:: Goal ::
It is required that all of the data be written out exactly.

======== The data ========

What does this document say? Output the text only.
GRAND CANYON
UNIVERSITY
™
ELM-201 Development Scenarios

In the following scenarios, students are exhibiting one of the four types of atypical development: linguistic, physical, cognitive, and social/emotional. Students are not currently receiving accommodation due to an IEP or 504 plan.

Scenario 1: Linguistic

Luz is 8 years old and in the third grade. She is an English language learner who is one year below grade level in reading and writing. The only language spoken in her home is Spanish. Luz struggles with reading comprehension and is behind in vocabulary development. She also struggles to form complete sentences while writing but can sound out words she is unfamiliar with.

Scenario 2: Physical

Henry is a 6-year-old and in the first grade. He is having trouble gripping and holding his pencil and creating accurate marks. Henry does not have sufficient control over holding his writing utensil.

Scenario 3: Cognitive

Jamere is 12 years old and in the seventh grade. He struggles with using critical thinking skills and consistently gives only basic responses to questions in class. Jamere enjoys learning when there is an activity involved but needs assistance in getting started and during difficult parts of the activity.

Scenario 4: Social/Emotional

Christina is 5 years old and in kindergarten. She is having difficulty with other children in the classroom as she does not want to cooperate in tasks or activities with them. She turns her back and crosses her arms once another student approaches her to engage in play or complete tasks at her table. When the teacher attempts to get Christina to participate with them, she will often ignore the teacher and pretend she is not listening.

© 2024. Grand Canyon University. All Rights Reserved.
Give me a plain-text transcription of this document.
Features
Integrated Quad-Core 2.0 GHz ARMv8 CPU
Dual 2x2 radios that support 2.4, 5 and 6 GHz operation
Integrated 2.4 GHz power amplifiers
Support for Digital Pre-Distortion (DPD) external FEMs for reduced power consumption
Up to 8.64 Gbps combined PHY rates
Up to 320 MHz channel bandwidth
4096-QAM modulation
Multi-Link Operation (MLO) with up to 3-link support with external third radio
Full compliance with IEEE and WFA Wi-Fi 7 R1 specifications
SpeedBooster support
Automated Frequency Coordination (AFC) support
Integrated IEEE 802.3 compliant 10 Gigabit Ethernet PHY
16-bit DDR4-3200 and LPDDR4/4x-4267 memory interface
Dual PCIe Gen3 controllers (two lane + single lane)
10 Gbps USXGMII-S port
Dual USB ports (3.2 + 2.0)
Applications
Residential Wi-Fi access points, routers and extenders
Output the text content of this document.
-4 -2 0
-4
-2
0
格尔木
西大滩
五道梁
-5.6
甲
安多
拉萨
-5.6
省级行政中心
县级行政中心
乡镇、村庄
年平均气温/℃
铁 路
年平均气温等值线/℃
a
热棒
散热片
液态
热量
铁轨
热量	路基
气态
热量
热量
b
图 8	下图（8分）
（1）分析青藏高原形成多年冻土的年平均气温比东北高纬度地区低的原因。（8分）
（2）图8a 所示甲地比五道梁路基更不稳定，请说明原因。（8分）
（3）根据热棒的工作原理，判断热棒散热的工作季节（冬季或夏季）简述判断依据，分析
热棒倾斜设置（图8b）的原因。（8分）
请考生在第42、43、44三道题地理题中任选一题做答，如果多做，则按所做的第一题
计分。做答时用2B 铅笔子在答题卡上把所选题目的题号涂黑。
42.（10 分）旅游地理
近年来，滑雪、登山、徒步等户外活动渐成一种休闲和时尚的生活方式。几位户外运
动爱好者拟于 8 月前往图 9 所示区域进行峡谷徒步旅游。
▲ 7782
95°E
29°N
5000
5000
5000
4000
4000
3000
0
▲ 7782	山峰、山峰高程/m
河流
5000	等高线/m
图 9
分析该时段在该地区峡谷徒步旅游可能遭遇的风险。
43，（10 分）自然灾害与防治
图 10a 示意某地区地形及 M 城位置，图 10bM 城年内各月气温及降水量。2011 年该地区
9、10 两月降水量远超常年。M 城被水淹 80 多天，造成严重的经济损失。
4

========

:: Output ::
What does this document say? Output the text only.
GRAND CANYON
UNIVERSITY
™
ELM-201 Development Scenarios

In the following scenarios, students are exhibiting one of the four types of atypical development: linguistic, physical, cognitive, and social/emotional. Students are not currently receiving accommodation due to an IEP or 504 plan.

Scenario 1: Linguistic

Luz is 8 years old and in the third grade. She is an English language learner who is one year below grade level in reading and writing. The only language spoken in her home is Spanish. Luz struggles with reading comprehension and is behind in vocabulary development. She also struggles to form complete sentences while writing but can sound out words she is unfamiliar with.

Scenario 2: Physical

Henry is a 6-year-old and in the first grade. He is having trouble gripping and holding his pencil and creating accurate marks. Henry does not have sufficient control over holding his writing utensil.

Scenario 3: Cognitive

Jamere is 12 years old and in the seventh grade. He struggles with using critical thinking skills and consistently gives only basic responses to questions in class. Jamere enjoys learning when there is an activity involved but needs assistance in getting started and during difficult parts of the activity.

Scenario 4: Social/Emotional

Christina is 5 years old and in kindergarten. She is having difficulty with other children in the classroom as she does not want to cooperate in tasks or activities with them. She turns her back and crosses her arms once another student approaches her to engage in play or complete tasks at her table. When the teacher attempts to get Christina to participate with them, she will often ignore the teacher and pretend she is not listening.

© 2024. Grand Canyon University. All Rights Reserved.
Give me a plain-text transcription of this document.
Features
Integrated Quad-Core 2.0 GHz ARMv8 CPU
Dual 2x2 radios that support 2.4, 5 and 6 GHz operation
Integrated 2.4 GHz power amplifiers
Support for Digital Pre-Distortion (DPD) external FEMs for reduced power consumption
Up to 8.64 Gbps combined PHY rates
Up to 320 MHz channel bandwidth
4096-QAM modulation
Multi-Link Operation (MLO) with up to 3-link support with external third radio
Full compliance with IEEE and WFA Wi-Fi 7 R1 specifications
SpeedBooster support
Automated Frequency Coordination (AFC) support
Integrated IEEE 802.3 compliant 10 Gigabit Ethernet PHY
16-bit DDR4-3200 and LPDDR4/4x-4267 memory interface
Dual PCIe Gen3 controllers (two lane + single lane)
10 Gbps USXGMII-S port
Dual USB ports (3.2 + 2.0)
Applications
Residential Wi-Fi access points, routers and extenders
Output the text content of this document.
-4 -2 0
-4
-2
0
格尔木
西大滩
五道梁
-5.6
甲
安多
拉萨
-5.6
省级行政中心
县级行政中心
乡镇、村庄
年平均气温/℃
铁 路
年平均气温等值线/℃
a
热棒
散热片
液态
热量
铁轨
热量	路基
气态
热量
热量
b
图 8	下图（8分）
（1）分析青藏高原形成多年冻土的年平均气温比东北高纬度地区低的原因。（8分）
（2）图8a 所示甲地比五道梁路基更不稳定，请说明原因。（8分）
（3）根据热棒的工作原理，判断热棒散热的工作季节（冬季或夏季）简述判断依据，分析
热棒倾斜设置（图8b）的原因。（8分）
请考生在第42、43、44三道题地理题中任选一题做答，如果多做，则按所做的第一题
计分。做答时用2B 铅笔子在答题卡上把所选题目的题号涂黑。
42.（10 分）旅游地理
近年来，滑雪、登山、徒步等户外活动渐成一种休闲和时尚的生活方式。几位户外运
动爱好者拟于 8 月前往图 9 所示区域进行峡谷徒步旅游。
▲ 7782
95°E
29°N
5000
5000
5000
4000
4000
3000
0
▲ 7782	山峰、山峰高程/m
河流
5000	等高线/m
图 9
分析该时段在该地区峡谷徒步旅游可能遭遇的风险。
43，（10 分）自然灾害与防治
图 10a 示意某地区地形及 M 城位置，图 10bM 城年内各月气温及降水量。2011 年该地区
9、10 两月降水量远超常年。M 城被水淹 80 多天，造成严重的经济损失。
4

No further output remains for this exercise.